Text zur Prüfung:
Immobilienmakler - ein Beruf mit Zukunft

Wenn man ein Haus oder eine Wohnung sucht, dann sollten diese auch wirklich alle Wünsche erfüllen können, die man an seinen künftigen Wohnsitz oder geschäftlichen Hauptsitz stellt. Zwar bietet hier das Internet heute die Möglichkeit, schnell und einfach fündig zu werden, doch bei den Besichtigungen stellt man dann häufig fest, dass eben nicht alles so passt, wie es von der Hausverwaltung im Exposé dargestellt worden ist.

 

Wer sich die Mühe dieser zeitaufwändigen Vorauswahl nicht machen möchte, der kann sich an einen professionellen Immobilienmakler wenden. Ein Risiko ist nicht dabei, da dieser nur im Erfolgsfall eine Maklerprovision erhält. In Deutschland gibt es eine eindeutige Regelung für die Höhe der Provision, die immer in Abhängigkeit vom Kaufpreis und der Miethöhe erhoben wird. Zahlen muss derjenige, der den Makler mit der Suche nach einem Kauf- oder Mietobjekt oder mit der Suche nach einem Mieter oder Käufer beauftragt.

Daten zur Seitenaufteilung
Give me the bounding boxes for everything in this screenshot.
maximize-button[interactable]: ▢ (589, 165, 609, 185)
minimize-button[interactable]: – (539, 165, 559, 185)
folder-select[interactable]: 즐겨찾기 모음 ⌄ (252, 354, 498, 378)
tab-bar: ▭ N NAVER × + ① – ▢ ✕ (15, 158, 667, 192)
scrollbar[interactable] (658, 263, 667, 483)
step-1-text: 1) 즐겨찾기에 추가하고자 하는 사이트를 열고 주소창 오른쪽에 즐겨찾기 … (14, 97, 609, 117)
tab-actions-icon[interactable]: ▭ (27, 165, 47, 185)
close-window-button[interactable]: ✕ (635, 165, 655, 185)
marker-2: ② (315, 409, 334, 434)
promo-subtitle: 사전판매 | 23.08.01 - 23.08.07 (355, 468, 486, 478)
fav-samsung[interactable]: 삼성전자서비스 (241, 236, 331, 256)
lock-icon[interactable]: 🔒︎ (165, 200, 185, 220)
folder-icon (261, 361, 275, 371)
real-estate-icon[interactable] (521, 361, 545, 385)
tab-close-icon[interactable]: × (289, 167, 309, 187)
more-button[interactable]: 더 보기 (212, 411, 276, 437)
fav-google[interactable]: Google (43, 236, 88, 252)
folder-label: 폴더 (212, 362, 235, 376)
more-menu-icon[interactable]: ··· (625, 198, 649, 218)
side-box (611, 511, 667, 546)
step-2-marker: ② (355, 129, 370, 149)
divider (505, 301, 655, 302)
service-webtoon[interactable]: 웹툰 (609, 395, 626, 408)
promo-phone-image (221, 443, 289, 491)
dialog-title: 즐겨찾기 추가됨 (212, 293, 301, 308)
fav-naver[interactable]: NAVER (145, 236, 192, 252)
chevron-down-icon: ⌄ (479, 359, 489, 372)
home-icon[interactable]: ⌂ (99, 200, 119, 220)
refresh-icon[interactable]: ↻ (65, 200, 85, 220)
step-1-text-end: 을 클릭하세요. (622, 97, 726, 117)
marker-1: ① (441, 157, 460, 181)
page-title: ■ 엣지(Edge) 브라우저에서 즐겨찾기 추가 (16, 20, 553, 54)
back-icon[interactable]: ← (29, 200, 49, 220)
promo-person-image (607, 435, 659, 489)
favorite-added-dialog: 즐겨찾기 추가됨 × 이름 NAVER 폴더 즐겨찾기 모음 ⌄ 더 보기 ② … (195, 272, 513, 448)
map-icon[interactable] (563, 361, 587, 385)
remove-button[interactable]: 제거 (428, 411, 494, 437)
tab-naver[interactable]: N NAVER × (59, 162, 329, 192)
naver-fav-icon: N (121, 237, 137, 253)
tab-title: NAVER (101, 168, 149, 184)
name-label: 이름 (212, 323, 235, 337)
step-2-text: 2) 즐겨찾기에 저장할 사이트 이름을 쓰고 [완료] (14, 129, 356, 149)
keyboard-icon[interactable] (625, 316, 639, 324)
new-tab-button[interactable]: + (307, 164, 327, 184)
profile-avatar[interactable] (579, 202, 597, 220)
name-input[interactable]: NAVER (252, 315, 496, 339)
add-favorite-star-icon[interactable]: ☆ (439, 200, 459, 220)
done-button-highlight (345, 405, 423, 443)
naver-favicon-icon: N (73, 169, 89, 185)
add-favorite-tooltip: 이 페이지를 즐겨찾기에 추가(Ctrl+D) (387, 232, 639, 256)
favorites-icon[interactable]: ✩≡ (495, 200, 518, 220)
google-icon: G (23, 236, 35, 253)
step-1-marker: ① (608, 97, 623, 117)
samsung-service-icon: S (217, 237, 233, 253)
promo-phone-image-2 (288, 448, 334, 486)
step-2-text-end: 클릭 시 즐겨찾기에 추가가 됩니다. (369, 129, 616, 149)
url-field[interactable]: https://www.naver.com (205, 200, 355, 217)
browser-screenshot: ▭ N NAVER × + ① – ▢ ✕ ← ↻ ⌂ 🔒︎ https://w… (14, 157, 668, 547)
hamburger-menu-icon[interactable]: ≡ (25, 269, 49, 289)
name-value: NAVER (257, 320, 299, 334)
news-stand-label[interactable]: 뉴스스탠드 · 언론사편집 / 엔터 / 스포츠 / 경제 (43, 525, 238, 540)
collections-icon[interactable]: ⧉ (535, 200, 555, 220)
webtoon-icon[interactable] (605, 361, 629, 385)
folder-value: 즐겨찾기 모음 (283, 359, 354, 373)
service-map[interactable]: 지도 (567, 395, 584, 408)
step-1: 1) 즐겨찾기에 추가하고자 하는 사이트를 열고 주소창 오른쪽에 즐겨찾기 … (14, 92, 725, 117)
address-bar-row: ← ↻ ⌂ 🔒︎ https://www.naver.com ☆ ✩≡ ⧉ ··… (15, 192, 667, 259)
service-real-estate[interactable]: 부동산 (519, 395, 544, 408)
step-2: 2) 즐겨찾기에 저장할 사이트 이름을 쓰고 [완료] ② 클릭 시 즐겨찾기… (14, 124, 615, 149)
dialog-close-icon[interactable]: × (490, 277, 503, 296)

Übungen:
1. Wer muss laut dem Text über Immobilienmakler die Maklerprovision bezahlen?
2. Schreiben Sie den Text über Immobilienmakler im gleichen Stil nach seinem letzten Satz weiter.

Schriftliche Antworten:
1. Derjenige, der den Makler mit der Suche nach einem Kauf- oder Mietobjekt oder nach einem Mieter oder Käufer beauftragt.

2.
Andere Länder, andere Sitten - so lautet die Devise auch bei der Tätigkeit der Immobilienmakler. In einigen Ländern ist es durchaus üblich, dass der Makler bei beiden Vertragsparteien die Hand offen halten darf. Hier sollte man sich vor dem Auftrag auch sehr genau erkundigen, in welcher Höhe eine Provision anfällt und welche Leistungen davon erfasst werden. Grundsätzlich ist es nur die erfolgreiche Vermittlung selbst. Oftmals wird aber auch vereinbart, dass besondere Leistungen wie zum Beispiel die Schaltung von Anzeigen über eine Aufwandsvergütung zusätzlich in Rechnung gestellt werden.

 

Auf jeden Fall hat die Arbeit mit einem Immobilienmakler den Vorteil, dass man hier nur eine vorselektierte Auswahl an in Frage kommenden Objekten besichtigen muss.